# What is expected
Across the entries below, count the lines in which the word "name" occurs. Reply with the count alone.

[Lines of data]

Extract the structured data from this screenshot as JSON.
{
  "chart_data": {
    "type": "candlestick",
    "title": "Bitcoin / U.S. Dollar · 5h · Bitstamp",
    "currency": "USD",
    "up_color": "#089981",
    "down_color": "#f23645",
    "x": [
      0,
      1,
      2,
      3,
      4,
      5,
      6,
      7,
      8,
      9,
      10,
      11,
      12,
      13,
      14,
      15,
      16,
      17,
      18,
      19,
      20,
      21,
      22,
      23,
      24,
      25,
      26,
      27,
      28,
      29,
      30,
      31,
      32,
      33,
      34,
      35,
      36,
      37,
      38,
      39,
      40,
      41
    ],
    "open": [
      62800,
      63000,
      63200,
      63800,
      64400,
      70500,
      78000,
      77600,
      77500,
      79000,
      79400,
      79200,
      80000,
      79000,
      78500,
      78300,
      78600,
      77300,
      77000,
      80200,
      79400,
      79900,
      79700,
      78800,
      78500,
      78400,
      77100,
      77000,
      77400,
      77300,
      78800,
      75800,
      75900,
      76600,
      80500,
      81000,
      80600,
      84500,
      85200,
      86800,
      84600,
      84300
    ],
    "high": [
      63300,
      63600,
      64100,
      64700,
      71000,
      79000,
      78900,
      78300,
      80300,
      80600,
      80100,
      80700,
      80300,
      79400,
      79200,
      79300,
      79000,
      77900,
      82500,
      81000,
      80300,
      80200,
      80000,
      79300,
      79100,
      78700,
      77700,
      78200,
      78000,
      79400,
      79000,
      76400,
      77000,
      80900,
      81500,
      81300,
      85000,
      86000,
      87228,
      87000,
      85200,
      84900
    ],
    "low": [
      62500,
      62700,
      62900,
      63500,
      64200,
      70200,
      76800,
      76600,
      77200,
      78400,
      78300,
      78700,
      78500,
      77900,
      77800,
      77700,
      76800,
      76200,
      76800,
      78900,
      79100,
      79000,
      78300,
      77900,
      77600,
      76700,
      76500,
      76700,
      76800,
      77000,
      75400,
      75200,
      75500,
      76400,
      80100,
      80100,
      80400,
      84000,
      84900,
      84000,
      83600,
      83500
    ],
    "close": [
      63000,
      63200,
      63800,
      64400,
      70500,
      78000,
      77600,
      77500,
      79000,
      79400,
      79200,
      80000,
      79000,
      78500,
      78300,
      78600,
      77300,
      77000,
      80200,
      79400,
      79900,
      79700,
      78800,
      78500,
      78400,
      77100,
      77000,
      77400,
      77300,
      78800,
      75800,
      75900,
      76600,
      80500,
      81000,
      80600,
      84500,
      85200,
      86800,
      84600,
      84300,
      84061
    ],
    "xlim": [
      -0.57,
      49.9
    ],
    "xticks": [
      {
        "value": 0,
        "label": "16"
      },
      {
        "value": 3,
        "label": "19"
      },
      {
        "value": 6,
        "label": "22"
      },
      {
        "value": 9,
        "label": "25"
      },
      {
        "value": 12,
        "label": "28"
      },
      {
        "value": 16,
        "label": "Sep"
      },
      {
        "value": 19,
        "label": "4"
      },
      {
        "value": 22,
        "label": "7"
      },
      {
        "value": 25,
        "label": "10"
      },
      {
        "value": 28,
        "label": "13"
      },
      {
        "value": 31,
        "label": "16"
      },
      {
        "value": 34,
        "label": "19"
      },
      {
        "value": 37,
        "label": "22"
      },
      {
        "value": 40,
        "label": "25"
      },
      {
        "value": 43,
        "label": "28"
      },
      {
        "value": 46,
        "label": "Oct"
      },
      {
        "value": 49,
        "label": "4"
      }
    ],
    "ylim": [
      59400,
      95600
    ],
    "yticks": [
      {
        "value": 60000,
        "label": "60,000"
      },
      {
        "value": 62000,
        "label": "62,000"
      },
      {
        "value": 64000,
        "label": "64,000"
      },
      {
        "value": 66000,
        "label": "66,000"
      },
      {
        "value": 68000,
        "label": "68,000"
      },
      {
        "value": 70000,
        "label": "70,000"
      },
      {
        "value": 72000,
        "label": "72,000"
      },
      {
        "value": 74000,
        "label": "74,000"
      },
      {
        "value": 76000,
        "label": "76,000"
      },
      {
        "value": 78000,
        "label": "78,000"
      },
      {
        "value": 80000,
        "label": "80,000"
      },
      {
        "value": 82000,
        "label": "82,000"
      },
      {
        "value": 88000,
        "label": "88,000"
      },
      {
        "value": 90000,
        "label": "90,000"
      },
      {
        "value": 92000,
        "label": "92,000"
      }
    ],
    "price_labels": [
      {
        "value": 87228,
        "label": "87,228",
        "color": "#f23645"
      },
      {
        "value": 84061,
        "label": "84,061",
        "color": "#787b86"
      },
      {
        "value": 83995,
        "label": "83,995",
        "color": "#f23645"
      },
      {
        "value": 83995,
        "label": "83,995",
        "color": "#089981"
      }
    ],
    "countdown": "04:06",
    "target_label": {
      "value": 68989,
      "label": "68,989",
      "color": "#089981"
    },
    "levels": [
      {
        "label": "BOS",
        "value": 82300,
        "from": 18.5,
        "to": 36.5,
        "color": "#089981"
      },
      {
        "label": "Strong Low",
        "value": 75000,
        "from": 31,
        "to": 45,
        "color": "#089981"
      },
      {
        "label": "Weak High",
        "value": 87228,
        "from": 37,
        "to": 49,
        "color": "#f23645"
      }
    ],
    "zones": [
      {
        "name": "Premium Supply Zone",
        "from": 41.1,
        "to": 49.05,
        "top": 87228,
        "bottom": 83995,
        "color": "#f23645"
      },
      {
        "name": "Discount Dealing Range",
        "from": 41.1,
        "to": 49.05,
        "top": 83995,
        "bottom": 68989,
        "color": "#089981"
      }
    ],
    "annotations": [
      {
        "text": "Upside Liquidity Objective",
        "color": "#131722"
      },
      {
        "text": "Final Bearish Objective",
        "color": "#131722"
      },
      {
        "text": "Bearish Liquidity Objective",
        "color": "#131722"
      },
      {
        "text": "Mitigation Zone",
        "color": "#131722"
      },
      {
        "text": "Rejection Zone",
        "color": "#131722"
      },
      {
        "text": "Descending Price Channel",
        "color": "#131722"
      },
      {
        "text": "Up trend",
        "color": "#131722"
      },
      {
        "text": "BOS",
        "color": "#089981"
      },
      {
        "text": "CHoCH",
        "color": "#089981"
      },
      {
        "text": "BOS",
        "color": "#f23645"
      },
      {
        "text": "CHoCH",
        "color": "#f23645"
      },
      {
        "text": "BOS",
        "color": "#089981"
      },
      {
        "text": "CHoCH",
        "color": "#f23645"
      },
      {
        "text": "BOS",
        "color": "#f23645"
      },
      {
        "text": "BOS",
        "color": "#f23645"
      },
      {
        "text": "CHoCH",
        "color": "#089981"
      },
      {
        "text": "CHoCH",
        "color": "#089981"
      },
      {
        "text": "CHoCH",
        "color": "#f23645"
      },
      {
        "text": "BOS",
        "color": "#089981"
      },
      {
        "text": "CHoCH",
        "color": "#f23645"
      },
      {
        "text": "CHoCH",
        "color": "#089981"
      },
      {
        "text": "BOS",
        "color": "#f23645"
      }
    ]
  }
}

# Written answer
2